Identify every line containing the word "Give" and reproduce each one.

-- start STORED DATA --

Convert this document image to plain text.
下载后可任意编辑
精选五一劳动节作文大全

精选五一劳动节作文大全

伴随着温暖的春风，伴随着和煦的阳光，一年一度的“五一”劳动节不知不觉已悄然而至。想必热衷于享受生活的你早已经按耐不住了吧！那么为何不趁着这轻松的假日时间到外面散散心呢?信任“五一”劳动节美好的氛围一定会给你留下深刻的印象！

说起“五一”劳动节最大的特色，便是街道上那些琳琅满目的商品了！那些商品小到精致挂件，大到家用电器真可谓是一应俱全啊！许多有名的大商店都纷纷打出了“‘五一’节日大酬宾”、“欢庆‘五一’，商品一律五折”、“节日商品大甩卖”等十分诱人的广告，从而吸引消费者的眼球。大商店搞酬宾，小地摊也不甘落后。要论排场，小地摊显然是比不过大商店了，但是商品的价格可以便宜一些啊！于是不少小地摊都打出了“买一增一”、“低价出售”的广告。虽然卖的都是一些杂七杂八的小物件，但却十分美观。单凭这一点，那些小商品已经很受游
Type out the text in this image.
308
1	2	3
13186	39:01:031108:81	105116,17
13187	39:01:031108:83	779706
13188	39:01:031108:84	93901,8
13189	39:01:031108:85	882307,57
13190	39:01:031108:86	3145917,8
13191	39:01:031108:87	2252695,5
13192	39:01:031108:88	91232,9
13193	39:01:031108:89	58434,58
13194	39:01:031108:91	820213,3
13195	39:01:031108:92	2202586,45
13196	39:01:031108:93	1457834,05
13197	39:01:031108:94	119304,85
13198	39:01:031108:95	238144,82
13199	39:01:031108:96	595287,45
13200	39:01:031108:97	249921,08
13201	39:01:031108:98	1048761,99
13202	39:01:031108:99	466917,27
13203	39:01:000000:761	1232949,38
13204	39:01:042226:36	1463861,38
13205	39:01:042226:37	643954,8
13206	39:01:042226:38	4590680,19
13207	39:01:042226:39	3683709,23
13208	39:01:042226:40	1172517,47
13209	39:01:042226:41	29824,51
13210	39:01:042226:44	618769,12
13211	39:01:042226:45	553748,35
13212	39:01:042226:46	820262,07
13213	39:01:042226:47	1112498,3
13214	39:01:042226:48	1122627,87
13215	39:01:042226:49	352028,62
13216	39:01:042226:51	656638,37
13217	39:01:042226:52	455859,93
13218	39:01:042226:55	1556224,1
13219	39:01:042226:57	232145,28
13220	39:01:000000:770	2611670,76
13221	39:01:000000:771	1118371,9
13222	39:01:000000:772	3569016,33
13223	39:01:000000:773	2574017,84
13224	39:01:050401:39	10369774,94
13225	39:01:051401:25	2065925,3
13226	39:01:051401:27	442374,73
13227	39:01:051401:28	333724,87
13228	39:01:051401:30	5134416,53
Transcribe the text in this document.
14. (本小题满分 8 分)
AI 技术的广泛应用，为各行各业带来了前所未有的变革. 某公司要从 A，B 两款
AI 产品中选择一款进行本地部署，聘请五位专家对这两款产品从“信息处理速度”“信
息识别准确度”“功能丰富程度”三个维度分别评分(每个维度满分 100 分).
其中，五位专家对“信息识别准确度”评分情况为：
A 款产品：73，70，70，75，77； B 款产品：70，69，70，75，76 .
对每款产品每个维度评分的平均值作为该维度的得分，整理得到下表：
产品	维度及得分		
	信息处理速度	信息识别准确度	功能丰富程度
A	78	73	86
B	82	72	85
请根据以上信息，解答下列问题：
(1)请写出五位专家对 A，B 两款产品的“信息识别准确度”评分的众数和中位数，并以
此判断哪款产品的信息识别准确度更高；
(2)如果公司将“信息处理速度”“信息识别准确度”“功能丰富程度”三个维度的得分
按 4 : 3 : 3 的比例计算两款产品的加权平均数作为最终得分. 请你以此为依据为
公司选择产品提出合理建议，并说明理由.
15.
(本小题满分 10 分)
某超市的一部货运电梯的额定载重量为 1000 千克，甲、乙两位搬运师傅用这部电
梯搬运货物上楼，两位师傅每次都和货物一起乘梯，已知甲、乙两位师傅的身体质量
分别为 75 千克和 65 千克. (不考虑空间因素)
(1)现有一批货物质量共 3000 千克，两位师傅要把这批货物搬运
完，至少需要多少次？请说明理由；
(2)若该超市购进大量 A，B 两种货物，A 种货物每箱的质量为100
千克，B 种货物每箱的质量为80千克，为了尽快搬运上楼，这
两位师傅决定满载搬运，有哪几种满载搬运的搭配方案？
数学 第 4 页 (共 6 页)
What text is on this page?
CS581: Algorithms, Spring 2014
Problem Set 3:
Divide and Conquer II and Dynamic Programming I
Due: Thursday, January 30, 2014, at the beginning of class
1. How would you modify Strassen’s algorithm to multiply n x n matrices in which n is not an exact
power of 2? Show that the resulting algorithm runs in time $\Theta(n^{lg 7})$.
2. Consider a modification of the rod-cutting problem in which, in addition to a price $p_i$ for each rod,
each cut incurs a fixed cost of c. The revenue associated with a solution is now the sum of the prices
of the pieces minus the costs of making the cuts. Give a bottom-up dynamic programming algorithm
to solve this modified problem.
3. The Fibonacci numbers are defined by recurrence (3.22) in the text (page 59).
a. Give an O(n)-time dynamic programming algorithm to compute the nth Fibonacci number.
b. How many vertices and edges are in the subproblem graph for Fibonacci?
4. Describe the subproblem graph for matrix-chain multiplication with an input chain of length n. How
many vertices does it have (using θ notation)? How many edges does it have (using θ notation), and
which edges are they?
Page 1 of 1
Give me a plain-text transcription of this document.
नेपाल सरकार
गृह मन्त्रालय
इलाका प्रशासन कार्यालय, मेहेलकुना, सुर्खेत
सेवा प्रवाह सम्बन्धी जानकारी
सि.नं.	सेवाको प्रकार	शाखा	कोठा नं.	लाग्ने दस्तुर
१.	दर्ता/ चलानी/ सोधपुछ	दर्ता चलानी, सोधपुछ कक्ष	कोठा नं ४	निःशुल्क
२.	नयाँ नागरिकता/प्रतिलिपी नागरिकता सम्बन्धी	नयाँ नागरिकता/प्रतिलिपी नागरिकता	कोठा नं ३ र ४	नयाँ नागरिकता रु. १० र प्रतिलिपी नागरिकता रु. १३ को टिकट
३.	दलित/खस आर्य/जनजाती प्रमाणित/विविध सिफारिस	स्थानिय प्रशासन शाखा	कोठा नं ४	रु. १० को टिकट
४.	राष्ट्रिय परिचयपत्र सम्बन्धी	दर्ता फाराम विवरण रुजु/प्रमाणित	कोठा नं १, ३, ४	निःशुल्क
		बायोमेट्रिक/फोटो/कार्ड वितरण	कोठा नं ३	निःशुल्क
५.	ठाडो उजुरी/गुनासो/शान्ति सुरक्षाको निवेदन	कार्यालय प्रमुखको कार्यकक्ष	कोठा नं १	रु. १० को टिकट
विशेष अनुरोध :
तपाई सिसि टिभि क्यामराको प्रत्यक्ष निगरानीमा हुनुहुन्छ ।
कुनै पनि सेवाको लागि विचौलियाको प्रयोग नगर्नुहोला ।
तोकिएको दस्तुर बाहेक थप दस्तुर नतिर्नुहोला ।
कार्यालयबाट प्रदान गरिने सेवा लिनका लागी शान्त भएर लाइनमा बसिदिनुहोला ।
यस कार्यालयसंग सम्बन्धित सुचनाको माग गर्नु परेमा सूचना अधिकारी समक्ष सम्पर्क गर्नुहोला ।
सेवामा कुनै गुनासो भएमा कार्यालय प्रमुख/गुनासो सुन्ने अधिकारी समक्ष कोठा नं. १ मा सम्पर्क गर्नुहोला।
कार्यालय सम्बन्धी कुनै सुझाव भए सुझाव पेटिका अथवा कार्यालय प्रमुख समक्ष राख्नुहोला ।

-- end STORED DATA --

SOLUTION FOR THIS TASK >>
of the pieces minus the costs of making the cuts. Give a bottom-up dynamic programming algorithm
a. Give an O(n)-time dynamic programming algorithm to compute the nth Fibonacci number.
Give me a plain-text transcription of this document.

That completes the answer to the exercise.